Find the string "Chunmei" in the records and copy each line where it occurs.

Records drawn from a dataset

==========

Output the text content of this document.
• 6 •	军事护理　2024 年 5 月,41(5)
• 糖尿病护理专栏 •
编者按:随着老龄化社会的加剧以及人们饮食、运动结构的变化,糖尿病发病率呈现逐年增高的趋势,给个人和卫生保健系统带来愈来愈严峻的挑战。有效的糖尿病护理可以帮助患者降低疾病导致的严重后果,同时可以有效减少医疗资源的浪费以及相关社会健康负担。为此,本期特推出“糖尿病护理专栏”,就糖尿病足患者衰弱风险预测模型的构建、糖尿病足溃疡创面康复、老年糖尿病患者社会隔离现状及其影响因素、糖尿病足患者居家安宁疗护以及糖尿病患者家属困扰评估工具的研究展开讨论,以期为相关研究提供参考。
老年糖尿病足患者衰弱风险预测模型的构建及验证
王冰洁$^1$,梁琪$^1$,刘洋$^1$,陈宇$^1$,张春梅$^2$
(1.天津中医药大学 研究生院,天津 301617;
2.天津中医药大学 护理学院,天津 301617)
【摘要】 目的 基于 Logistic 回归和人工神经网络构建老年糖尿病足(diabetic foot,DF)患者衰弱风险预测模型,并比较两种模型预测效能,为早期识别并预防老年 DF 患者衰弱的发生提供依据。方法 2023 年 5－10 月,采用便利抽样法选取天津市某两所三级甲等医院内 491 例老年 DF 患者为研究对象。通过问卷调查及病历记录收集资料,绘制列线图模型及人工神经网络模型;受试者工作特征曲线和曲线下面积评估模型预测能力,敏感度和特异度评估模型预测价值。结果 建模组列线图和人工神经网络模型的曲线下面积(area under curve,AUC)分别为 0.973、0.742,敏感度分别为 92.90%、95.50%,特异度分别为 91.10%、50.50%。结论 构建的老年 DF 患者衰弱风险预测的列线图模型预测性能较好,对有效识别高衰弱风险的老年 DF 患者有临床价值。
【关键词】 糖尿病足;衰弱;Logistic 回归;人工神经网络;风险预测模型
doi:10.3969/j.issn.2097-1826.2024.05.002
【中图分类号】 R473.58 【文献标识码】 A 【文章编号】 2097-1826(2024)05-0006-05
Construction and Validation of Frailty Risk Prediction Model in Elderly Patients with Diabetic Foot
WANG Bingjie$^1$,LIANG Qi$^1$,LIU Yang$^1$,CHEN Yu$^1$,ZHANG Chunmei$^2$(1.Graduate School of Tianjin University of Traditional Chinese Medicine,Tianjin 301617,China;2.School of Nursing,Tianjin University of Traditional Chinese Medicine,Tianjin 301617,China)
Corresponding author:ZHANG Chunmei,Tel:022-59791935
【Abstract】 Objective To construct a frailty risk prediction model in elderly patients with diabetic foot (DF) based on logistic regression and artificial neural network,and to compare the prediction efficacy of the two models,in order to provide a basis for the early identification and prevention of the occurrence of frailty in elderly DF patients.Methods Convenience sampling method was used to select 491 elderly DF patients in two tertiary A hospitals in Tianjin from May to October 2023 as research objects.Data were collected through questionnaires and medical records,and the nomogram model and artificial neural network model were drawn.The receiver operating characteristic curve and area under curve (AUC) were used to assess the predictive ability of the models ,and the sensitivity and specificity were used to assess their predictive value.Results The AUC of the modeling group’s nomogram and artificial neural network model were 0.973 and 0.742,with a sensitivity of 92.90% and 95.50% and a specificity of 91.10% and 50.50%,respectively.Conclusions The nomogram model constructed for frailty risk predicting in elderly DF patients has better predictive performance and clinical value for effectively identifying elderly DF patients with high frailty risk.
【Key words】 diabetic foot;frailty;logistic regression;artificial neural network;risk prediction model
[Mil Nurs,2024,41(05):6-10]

==========

### [Solution below]
WANG Bingjie$^1$,LIANG Qi$^1$,LIU Yang$^1$,CHEN Yu$^1$,ZHANG Chunmei$^2$(1.Graduate School of Tianjin University of Traditional Chinese Medicine,Tianjin 301617,China;2.School of Nursing,Tianjin University of Traditional Chinese Medicine,Tianjin 301617,China)
Corresponding author:ZHANG Chunmei,Tel:022-59791935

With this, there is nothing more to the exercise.